What the task requires:
Examine the material below. Gather every line in which the string "type" appears.

Exercise input:
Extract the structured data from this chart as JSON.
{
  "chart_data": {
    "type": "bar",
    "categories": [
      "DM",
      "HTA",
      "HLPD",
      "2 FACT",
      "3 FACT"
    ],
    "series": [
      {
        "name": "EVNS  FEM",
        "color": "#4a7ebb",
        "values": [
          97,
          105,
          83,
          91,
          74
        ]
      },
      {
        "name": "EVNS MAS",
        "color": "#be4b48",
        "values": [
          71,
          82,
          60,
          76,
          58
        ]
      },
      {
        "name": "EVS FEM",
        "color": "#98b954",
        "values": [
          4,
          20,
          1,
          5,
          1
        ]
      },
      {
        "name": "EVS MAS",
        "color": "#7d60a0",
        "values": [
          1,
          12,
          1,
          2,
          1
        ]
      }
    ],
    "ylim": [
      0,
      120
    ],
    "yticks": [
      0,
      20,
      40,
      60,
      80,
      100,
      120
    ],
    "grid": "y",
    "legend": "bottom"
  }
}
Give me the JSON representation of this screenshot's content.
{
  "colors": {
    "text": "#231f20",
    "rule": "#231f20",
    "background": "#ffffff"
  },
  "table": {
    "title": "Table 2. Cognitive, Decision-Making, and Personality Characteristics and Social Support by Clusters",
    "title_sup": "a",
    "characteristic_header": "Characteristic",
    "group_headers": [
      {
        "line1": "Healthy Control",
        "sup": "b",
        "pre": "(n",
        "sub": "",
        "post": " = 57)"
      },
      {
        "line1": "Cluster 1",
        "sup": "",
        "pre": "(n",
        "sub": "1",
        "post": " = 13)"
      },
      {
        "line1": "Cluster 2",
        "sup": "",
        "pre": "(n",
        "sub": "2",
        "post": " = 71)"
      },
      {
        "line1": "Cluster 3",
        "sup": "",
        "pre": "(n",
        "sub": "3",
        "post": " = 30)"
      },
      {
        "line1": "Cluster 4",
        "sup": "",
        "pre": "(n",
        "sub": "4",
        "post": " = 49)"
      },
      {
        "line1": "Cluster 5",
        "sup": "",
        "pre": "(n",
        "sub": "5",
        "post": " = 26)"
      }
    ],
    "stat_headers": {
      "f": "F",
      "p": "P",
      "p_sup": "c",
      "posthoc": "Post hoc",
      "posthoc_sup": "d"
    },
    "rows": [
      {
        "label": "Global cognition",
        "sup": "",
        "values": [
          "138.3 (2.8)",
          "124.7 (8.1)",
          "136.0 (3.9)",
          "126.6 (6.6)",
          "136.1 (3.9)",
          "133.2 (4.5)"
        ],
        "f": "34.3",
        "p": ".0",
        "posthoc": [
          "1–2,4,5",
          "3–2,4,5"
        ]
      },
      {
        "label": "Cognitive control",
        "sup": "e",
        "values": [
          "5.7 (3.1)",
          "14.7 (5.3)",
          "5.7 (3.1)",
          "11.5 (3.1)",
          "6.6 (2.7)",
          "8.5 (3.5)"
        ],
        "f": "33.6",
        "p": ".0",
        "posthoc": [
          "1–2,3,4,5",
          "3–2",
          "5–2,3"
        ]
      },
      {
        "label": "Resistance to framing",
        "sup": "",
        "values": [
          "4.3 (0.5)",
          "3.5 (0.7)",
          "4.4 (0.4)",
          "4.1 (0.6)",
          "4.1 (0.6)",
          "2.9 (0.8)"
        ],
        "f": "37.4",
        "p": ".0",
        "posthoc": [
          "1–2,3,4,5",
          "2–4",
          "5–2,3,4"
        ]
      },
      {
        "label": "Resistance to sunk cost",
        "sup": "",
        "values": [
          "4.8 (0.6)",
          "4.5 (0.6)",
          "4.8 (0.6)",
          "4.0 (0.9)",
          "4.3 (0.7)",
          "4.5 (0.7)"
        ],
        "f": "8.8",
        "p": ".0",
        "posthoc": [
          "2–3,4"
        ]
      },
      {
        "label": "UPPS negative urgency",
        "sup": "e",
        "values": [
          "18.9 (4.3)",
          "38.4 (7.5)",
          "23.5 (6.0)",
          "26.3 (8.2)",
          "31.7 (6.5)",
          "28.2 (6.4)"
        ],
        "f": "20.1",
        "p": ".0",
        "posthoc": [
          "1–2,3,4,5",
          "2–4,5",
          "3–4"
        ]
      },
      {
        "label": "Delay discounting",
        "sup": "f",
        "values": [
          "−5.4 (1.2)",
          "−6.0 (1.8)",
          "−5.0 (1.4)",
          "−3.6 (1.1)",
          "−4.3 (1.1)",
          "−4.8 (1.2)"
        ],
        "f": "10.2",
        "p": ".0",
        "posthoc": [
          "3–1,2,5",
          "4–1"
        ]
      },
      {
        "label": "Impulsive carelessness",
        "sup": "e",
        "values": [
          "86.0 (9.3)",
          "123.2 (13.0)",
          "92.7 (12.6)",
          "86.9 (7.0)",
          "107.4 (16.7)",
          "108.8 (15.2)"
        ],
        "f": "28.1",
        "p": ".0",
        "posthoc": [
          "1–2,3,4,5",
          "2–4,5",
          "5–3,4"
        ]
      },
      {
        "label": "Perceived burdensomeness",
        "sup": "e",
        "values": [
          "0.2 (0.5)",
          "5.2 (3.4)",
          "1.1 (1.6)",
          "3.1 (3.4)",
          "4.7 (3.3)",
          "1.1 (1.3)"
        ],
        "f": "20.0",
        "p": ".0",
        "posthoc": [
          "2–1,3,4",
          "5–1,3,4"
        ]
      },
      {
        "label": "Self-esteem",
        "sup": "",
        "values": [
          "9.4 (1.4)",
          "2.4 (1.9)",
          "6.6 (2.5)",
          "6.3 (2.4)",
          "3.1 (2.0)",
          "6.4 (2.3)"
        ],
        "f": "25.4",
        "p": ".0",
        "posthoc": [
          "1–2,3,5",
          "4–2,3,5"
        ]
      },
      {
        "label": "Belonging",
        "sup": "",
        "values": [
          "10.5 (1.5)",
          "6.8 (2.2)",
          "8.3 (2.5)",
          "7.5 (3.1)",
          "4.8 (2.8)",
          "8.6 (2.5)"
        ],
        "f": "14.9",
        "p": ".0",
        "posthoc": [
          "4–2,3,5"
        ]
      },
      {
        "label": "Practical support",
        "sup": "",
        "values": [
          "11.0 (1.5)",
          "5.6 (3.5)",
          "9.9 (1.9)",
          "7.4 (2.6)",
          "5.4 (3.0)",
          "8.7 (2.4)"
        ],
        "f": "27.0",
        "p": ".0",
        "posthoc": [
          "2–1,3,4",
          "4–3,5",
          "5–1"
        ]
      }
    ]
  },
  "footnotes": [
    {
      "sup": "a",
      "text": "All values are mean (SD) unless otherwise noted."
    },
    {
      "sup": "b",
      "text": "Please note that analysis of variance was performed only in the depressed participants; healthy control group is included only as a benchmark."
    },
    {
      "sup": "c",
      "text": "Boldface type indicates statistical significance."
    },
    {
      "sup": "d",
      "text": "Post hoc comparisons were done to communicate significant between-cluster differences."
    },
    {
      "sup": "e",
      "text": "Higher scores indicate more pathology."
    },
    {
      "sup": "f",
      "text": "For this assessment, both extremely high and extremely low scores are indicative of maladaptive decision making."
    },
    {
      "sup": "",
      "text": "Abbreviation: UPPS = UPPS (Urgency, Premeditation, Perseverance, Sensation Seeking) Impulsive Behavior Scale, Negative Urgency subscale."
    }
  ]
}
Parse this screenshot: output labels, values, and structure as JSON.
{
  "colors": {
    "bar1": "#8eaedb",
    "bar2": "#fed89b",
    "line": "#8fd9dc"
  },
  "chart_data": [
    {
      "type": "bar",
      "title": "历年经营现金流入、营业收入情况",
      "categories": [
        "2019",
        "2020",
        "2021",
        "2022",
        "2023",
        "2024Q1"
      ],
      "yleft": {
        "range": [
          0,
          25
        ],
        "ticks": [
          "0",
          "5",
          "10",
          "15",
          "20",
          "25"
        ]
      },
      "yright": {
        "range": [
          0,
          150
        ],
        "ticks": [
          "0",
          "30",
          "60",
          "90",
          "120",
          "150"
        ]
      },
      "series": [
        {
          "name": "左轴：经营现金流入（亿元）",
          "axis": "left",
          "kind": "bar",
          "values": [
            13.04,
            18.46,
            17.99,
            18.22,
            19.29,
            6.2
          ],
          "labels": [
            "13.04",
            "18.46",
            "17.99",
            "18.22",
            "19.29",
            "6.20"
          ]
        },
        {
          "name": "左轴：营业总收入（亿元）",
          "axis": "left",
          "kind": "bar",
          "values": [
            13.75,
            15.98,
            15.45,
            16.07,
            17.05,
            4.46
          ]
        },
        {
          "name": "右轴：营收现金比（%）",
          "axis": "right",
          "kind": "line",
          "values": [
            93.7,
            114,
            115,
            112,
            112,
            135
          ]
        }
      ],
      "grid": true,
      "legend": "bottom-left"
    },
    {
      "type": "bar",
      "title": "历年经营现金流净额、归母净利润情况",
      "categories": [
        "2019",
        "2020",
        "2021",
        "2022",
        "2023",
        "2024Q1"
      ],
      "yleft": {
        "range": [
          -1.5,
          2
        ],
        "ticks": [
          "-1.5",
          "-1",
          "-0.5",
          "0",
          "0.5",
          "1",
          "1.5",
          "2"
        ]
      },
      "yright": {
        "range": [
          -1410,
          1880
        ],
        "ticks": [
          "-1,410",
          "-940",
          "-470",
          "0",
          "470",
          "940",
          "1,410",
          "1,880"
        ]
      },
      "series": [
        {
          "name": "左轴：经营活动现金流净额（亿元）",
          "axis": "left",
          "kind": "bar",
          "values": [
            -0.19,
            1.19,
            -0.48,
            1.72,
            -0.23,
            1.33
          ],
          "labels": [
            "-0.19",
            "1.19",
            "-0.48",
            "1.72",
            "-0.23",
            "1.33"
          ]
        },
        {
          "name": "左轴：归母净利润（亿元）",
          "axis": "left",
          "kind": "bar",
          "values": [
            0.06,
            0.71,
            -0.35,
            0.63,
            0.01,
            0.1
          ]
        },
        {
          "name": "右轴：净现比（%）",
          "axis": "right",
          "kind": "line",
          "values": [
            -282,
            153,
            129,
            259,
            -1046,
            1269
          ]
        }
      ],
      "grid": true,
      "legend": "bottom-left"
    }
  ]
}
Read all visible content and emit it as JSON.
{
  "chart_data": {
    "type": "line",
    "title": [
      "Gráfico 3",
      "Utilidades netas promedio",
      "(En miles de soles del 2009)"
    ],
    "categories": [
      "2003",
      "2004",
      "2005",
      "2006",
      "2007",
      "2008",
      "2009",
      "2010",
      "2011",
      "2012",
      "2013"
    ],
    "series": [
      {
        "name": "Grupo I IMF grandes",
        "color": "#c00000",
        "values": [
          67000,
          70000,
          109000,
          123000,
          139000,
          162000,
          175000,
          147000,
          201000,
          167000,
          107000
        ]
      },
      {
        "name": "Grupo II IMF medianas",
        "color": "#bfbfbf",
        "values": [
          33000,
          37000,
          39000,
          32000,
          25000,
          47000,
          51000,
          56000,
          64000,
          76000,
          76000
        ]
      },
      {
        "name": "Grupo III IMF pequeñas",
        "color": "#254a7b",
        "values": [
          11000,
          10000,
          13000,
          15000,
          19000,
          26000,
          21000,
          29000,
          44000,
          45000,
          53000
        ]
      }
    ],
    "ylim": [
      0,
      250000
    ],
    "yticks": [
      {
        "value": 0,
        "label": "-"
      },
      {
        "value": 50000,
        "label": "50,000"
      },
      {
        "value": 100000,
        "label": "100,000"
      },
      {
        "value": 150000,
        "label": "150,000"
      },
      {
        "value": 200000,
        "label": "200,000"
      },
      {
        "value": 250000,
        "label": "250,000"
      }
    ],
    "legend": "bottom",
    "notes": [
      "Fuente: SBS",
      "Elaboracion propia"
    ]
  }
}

Solution for this problem:
    "type": "bar",
      "text": "Boldface type indicates statistical significance."
      "type": "bar",
      "type": "bar",
    "type": "line",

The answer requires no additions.